◆ **KUTIPAN PILIHAN**:

++++++++++

Jika banyak yang dengan sigap mengatakan permasalahan rokok ini tidaklah mudah, ini
merupakan hal yang susah, dan ini hanyalah urusan pemerintah. Buka mata kita, ketuk hati kita,
negara ini bukan hanya dihuni oleh pemerintah, ada lautan manusia yang hidup di dalamnya. Lalu,
cukupkah kita hanya berpangku tangan menunggu keajaiban datang dan merubah keadaan? lantas
jika ada ribuan orang di dunia ini yang berfikiran sama seperti itu, siapa yang akan merubah dunia?

Stop mengkritik dan dobraklah dengan inovasi-inovasi hebat. memang nihil jika kita berkata
“abrakadabra” kemudian rokok menghilang 100% dari permukaan bumi ini. Nah, disinilah kita ada
dan kita hadir sebagai generasi muda untuk menunjukkan aksi nyata. Terkadang, hal kecil bisa
merubah dunia, daripada bertumpu pada hal--hal besar tapi tertahan pada wujud realisasi-nya.

++++++++++

Daftar hasil ekstraksi:
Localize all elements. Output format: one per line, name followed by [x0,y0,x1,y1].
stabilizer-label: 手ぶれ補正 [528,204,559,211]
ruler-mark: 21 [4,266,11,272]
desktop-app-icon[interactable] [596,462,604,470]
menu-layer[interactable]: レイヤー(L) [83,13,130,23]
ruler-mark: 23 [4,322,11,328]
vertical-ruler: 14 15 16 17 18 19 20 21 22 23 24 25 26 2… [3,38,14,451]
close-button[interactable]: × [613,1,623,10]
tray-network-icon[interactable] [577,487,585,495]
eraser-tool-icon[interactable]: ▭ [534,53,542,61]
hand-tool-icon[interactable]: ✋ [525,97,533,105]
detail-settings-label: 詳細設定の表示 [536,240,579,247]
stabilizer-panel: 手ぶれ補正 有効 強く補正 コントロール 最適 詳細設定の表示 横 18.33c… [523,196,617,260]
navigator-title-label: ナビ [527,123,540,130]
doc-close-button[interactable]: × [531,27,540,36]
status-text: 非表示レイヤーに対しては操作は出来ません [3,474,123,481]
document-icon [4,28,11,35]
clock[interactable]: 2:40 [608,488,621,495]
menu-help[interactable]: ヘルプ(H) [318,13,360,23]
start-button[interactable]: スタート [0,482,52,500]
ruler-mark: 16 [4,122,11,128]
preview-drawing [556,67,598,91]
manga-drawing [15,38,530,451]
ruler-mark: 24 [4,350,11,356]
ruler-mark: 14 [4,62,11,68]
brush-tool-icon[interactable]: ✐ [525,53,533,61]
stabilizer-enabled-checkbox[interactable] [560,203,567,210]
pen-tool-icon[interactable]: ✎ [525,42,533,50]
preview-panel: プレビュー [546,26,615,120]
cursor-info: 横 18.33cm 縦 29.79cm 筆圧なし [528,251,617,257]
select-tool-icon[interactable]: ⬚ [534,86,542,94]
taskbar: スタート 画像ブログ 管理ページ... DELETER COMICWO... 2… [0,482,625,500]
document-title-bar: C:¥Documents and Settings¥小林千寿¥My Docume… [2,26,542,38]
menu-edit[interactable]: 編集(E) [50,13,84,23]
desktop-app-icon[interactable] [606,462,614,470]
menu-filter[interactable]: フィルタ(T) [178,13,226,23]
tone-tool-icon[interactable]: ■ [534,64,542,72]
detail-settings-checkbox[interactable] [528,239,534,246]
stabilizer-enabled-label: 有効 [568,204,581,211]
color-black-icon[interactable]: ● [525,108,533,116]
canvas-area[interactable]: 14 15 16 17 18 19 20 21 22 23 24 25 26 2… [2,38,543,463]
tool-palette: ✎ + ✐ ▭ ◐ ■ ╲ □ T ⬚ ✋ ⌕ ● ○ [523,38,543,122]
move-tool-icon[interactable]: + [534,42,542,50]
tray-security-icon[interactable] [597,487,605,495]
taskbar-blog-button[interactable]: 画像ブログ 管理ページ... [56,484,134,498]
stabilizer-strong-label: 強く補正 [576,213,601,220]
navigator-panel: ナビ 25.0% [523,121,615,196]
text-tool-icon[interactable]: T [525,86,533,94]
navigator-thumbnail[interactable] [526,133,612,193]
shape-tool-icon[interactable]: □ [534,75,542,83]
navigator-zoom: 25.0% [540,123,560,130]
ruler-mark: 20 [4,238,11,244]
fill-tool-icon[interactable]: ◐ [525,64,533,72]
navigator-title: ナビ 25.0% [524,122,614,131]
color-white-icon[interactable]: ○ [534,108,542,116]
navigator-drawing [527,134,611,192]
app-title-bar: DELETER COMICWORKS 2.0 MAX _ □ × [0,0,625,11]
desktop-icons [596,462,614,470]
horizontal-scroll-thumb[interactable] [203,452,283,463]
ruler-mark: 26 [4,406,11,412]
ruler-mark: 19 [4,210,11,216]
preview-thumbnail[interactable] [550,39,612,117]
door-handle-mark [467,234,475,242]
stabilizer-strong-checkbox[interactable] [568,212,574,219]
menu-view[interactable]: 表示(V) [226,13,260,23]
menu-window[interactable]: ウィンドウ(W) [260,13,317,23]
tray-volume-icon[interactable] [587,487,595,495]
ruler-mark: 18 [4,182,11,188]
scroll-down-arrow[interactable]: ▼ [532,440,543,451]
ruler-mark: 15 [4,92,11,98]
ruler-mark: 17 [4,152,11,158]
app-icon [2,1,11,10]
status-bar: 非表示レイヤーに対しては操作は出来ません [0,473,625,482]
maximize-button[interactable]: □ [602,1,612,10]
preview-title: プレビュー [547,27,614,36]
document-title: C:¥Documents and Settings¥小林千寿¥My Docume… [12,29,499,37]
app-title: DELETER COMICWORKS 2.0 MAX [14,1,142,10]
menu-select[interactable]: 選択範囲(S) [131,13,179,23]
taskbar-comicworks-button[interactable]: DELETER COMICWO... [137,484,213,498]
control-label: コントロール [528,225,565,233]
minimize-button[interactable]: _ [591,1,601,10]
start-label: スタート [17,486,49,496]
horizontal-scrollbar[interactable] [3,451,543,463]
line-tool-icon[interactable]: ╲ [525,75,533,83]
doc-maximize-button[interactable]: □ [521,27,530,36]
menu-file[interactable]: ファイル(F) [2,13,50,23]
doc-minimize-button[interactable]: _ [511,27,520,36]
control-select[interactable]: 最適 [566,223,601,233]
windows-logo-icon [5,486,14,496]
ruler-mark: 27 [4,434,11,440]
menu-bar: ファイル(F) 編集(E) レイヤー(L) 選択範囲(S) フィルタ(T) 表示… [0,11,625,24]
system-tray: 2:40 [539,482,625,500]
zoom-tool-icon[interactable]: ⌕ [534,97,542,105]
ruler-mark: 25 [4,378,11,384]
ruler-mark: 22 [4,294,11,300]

++++++++++

◆ **LATIHAN**:
a: Tentukan apakah tiap pernyataan ini sesuai dengan kutipan tentang rokok, lalu jawab ya atau tidak disertai kata-kata kutipan yang menentukannya: (i) Negara ini hanya dihuni oleh pemerintah. (ii) Hal kecil kadang bisa mengubah dunia. (iii) Rokok bisa hilang 100% hanya dengan mengucapkan "abrakadabra".
b: Teruskan kutipan tentang rokok dengan satu paragraf pendek yang dimulai setelah kalimat terakhirnya.
Daftar ini tidak ada hubungannya dengan kutipan tentang rokok.

◆ **JAWABAN TIAP TUGAS**:
a:
(i) Tidak: "negara ini bukan hanya dihuni oleh pemerintah, ada lautan manusia yang hidup di dalamnya"
(ii) Ya: "Terkadang, hal kecil bisa merubah dunia"
(iii) Tidak: "memang nihil jika kita berkata “abrakadabra” kemudian rokok menghilang 100% dari permukaan bumi ini"

b:
Sekarang sudah banyak anak-anak muda yang berjuang melalui berbagai tindakan, aksi nyata,
organisasi, dan ikut serta menyuarakan bahwa rokok itu benar-benar mengganggu. Salah satu
diantaranya adalah gerakan #FCTCuntukIndonesia, yaitu inisiatif sejumlah anak muda, pelajar,
mahasiswa dan masyarakat dari berbagai kota di indonesia yang bertujuan menggalang dukungan
masyarakat agar pemerintah Indonesia menandatangani FCTC (Framework Convention on Tobacco
Control) yang merupakan perjanjian pertama dari WHO, dengan tujuan untuk melindungi generasi
kini dan masa mendatang dari dampak konsumsi rokok dan paparan asap rokok.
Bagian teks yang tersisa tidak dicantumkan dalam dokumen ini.